ФРАГМЕНТ ТЕКСТА
========================================
С 1980-х гг. повышенный уровень кортизола — гормона стресса — считается принципиально важным биологическим коррелятом депрессии наряду с дисбалансом моноаминов. Постоянно повышенный уровень кортизола очень токсичен для мозга и приводит к усугублению течения депрессии. К сожалению, препараты, снижающие уровень кортизола, не показали эффективности в клинических испытаниях. Возможно, это связано с тем, что повышенная активность стрессорных систем не характерна для многих подтипов депрессии, таких как климактерическая, атипичная или сезонная. В то время как в клинические испытания новых препаратов для лечения депрессии, в том числе препаратов, снижающих уровень кортизола, часто без разбора включают всех пациентов с данным диагнозом. Депрессия, как и многие другие психические расстройства, очень разнородна, и, возможно, препараты, снижающие кортизол, отлично помогли бы 20–30 % пациентов, чья депрессия связана в большей степени с кортизолом и стрессорной системой организма. Для остальных пациентов нужно искать препараты с другим механизмом действия.
========================================
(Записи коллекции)
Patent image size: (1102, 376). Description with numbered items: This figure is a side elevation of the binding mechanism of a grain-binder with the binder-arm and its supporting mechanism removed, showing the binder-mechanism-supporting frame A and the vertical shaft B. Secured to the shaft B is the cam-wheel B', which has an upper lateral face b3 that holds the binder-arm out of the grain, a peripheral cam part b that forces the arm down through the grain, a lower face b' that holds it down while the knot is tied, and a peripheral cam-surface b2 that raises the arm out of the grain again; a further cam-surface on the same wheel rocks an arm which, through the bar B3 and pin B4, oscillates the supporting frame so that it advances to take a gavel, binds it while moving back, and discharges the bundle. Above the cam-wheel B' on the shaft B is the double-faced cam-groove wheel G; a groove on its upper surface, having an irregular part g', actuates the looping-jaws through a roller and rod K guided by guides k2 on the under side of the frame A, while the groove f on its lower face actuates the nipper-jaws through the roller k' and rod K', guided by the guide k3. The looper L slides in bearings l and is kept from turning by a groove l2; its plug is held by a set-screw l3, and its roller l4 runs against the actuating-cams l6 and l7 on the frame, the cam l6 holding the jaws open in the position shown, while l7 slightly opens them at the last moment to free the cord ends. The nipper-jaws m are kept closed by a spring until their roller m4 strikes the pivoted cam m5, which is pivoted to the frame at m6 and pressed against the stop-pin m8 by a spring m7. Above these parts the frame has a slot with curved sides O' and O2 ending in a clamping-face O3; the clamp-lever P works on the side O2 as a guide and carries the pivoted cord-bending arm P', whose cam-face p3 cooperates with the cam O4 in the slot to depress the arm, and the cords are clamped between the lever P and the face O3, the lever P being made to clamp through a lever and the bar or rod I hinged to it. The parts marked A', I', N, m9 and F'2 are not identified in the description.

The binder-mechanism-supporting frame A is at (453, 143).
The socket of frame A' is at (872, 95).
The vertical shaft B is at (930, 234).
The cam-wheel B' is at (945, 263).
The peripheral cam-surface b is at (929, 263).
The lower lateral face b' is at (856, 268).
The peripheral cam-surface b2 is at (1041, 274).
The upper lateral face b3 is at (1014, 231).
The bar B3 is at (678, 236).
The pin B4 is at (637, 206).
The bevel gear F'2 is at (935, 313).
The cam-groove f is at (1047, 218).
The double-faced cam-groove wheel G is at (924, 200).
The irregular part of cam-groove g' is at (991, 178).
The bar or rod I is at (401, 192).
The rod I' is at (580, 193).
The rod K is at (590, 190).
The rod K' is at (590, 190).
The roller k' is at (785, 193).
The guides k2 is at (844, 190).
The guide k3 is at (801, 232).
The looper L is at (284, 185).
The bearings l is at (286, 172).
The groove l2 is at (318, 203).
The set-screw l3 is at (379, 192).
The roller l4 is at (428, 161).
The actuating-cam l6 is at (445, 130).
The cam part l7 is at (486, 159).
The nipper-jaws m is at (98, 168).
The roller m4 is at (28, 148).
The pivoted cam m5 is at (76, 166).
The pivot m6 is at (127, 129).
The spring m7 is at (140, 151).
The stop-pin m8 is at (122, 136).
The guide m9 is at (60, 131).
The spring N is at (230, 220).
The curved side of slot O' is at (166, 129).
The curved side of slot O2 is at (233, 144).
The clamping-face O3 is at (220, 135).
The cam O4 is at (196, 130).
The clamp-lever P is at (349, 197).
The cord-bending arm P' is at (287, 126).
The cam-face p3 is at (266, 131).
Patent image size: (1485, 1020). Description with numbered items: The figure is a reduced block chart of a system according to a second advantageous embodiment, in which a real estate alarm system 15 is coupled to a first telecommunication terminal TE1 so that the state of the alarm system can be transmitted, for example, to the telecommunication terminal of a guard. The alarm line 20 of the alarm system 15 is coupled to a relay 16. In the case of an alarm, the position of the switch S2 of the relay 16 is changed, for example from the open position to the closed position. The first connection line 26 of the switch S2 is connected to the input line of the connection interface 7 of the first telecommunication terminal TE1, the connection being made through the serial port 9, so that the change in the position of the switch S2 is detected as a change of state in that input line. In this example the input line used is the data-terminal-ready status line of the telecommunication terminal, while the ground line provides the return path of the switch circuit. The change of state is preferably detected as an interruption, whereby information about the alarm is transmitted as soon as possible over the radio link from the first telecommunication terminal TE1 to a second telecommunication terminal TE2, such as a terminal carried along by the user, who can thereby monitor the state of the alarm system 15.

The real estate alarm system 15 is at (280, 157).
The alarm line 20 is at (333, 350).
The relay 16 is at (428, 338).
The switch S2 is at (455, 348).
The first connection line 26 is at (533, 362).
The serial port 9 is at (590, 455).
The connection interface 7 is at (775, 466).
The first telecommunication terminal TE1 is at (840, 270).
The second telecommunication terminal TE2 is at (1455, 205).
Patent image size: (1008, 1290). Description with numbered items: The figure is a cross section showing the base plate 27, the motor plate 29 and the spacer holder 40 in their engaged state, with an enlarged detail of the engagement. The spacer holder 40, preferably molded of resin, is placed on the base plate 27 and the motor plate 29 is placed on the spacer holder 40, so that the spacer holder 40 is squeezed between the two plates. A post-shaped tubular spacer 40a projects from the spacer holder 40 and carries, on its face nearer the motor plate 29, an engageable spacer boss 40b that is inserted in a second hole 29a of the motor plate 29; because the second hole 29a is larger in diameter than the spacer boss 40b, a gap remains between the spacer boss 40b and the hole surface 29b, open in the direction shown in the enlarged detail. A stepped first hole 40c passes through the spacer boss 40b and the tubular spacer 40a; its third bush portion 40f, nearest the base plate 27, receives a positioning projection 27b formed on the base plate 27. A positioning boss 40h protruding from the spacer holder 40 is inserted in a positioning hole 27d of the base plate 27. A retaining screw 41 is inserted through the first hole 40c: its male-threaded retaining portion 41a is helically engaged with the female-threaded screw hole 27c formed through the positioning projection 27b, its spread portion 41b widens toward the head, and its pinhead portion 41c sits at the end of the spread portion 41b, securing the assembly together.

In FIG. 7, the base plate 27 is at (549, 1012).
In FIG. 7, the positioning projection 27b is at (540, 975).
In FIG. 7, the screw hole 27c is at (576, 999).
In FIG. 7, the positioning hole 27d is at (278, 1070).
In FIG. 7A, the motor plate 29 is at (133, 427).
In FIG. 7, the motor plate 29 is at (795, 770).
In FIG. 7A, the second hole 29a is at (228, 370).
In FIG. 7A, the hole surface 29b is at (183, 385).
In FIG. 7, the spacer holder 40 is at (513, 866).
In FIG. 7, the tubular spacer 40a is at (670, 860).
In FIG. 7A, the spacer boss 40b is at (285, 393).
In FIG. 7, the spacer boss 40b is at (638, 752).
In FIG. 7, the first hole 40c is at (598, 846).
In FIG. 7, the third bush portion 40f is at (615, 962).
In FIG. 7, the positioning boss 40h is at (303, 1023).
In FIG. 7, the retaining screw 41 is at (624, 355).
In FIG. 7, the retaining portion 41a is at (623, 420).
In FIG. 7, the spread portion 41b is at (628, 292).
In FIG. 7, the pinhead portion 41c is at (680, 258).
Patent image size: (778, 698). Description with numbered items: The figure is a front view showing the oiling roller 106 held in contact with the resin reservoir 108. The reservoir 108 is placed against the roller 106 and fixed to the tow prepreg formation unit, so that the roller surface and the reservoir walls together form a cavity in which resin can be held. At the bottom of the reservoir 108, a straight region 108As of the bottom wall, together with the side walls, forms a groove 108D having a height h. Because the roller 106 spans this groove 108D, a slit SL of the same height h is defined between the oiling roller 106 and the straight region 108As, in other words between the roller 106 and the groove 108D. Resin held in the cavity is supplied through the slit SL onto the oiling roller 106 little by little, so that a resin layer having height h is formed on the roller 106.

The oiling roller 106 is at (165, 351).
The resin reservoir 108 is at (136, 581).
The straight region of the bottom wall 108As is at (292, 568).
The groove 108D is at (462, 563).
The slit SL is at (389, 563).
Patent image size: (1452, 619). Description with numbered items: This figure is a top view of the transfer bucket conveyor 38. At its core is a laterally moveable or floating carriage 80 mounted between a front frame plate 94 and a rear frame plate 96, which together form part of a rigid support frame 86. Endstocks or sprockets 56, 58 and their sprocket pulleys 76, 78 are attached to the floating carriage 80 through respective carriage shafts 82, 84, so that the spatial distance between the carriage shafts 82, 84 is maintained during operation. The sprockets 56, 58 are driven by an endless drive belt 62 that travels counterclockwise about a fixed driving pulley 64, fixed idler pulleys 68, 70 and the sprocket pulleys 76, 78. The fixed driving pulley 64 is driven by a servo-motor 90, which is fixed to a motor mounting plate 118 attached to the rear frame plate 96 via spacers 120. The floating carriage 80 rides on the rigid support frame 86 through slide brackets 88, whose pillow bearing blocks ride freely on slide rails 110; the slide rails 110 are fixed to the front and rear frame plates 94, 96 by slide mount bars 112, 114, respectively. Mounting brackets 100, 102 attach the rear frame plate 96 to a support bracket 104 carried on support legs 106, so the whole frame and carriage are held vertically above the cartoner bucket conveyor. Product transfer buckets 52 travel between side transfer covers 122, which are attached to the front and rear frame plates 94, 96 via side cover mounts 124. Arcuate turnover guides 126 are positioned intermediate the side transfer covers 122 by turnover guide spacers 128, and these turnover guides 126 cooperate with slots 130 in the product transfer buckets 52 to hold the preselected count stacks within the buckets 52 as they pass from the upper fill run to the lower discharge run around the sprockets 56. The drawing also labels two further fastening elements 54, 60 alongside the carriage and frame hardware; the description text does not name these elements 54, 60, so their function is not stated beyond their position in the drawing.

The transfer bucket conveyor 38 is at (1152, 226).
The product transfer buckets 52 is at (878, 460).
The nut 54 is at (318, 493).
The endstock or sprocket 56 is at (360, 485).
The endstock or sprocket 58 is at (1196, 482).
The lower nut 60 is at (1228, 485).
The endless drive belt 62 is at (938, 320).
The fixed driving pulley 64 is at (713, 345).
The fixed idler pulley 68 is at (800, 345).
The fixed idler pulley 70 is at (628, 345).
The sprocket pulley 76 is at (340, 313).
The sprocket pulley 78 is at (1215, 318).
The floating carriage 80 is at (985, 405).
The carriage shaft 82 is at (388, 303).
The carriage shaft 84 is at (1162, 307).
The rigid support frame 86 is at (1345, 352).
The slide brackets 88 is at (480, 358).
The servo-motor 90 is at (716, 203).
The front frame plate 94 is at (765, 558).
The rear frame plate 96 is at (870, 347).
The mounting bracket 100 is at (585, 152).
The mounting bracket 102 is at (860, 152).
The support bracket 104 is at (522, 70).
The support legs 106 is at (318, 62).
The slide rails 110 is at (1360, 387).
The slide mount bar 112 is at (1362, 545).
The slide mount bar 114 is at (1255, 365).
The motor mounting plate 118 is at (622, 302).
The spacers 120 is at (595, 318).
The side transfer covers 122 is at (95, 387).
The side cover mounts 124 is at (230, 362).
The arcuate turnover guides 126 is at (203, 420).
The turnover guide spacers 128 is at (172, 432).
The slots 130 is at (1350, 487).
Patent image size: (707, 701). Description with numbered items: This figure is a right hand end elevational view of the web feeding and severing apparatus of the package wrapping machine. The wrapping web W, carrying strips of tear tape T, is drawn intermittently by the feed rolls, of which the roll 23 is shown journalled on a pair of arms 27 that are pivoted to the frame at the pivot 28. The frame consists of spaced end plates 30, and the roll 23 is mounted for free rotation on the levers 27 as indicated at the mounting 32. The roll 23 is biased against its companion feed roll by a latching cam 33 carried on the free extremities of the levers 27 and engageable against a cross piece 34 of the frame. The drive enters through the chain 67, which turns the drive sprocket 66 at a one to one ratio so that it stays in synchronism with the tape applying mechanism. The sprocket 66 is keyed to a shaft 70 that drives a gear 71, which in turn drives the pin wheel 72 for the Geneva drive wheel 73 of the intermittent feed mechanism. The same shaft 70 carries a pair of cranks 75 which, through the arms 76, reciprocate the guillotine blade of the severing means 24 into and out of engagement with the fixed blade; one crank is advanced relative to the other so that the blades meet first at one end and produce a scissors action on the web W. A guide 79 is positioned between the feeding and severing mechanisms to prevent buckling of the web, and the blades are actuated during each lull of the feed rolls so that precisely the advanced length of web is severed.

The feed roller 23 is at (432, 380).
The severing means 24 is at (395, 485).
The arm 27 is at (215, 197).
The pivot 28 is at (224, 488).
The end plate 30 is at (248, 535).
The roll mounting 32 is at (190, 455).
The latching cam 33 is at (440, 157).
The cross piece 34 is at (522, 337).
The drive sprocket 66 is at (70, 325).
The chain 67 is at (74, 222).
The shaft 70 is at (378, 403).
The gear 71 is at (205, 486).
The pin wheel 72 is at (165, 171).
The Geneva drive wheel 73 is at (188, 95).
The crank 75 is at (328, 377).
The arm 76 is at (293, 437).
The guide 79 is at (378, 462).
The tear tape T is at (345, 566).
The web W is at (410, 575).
========================================
Ответьте на вопросы по тексту о кортизоле и депрессии:
1. С какого времени повышенный уровень кортизола считается принципиально важным биологическим коррелятом депрессии?
2. Какие подтипы депрессии текст приводит как те, для которых повышенная активность стрессорных систем не характерна?
3. Скольким процентам пациентов, по предположению текста, могли бы отлично помочь препараты, снижающие кортизол?
Строки представляют собой отдельный материал.

1. Повышенный уровень кортизола считается таким коррелятом с 1980-х гг.
2. Текст называет климактерическую, атипичную и сезонную депрессию.
3. Такие препараты могли бы отлично помочь 20–30 % пациентов.